→ AIM OF THE TASK: Number the lines below as a list, skipping any blank lines and omitting the picture.

→ MATERIALS PROVIDED:

________________________________________

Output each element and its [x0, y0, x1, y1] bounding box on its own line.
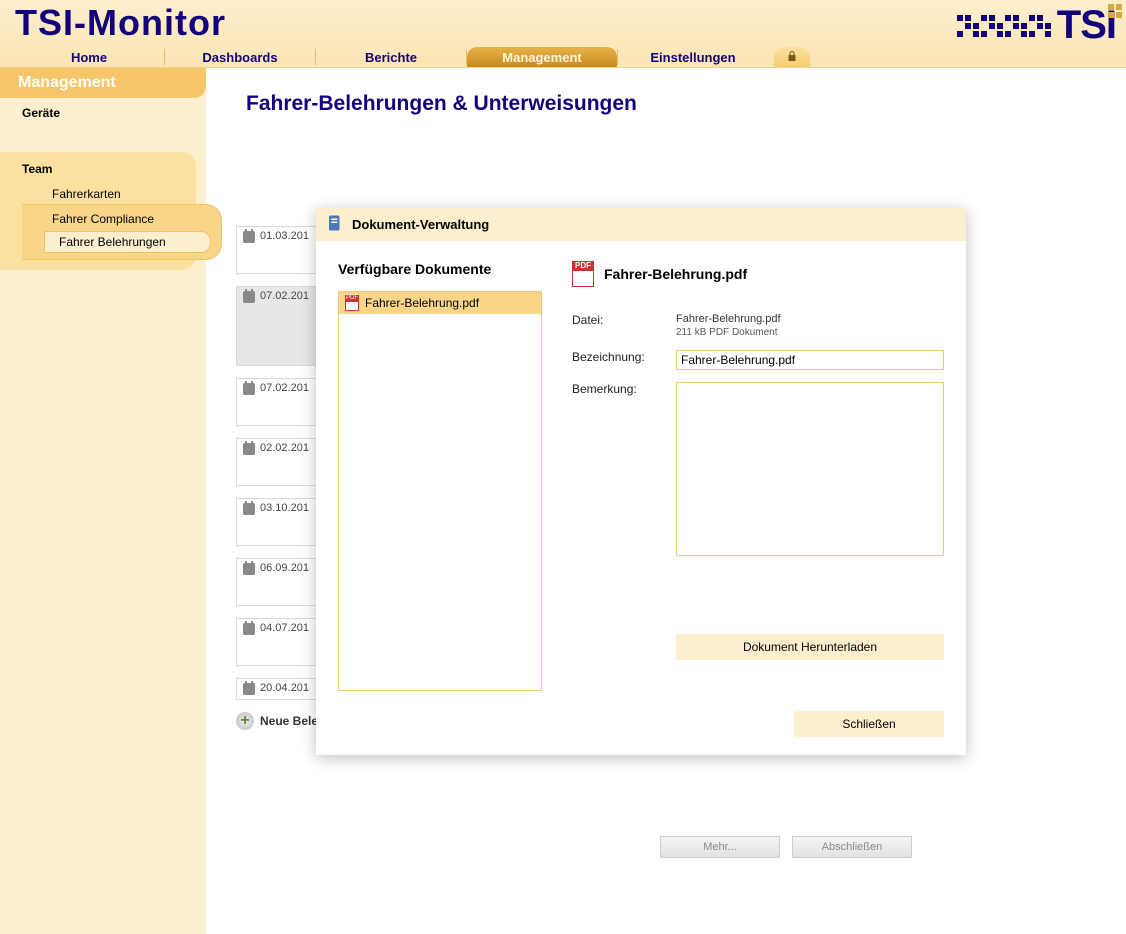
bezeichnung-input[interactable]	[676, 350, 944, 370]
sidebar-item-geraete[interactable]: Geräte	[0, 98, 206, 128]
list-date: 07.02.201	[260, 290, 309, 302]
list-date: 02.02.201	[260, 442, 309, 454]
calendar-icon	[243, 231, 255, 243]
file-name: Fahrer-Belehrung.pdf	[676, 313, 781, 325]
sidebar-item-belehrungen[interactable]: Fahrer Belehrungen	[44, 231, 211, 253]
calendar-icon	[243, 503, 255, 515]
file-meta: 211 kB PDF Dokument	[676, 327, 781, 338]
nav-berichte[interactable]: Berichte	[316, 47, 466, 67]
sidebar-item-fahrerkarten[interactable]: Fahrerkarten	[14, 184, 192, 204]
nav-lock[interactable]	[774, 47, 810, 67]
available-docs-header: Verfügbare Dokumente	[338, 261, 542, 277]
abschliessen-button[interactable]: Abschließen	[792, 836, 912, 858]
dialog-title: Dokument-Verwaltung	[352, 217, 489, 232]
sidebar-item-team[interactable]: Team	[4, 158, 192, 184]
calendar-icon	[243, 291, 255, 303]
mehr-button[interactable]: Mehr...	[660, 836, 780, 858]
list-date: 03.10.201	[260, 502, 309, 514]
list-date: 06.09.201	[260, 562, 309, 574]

________________________________________

→ EXPECTED ANSWER:
1. Output each element and its [x0, y0, x1, y1] bounding box on its own line.
2. bezeichnung-input[interactable]	[676, 350, 944, 370]
3. sidebar-item-geraete[interactable]: Geräte	[0, 98, 206, 128]
4. list-date: 07.02.201	[260, 290, 309, 302]
5. list-date: 02.02.201	[260, 442, 309, 454]
6. calendar-icon	[243, 231, 255, 243]
7. file-name: Fahrer-Belehrung.pdf	[676, 313, 781, 325]
8. sidebar-item-belehrungen[interactable]: Fahrer Belehrungen	[44, 231, 211, 253]
9. calendar-icon	[243, 503, 255, 515]
10. file-meta: 211 kB PDF Dokument	[676, 327, 781, 338]
11. nav-berichte[interactable]: Berichte	[316, 47, 466, 67]
12. sidebar-item-fahrerkarten[interactable]: Fahrerkarten	[14, 184, 192, 204]
13. nav-lock[interactable]	[774, 47, 810, 67]
14. available-docs-header: Verfügbare Dokumente	[338, 261, 542, 277]
15. abschliessen-button[interactable]: Abschließen	[792, 836, 912, 858]
16. dialog-title: Dokument-Verwaltung	[352, 217, 489, 232]
17. sidebar-item-team[interactable]: Team	[4, 158, 192, 184]
18. calendar-icon	[243, 291, 255, 303]
19. mehr-button[interactable]: Mehr...	[660, 836, 780, 858]
20. list-date: 03.10.201	[260, 502, 309, 514]
21. list-date: 06.09.201	[260, 562, 309, 574]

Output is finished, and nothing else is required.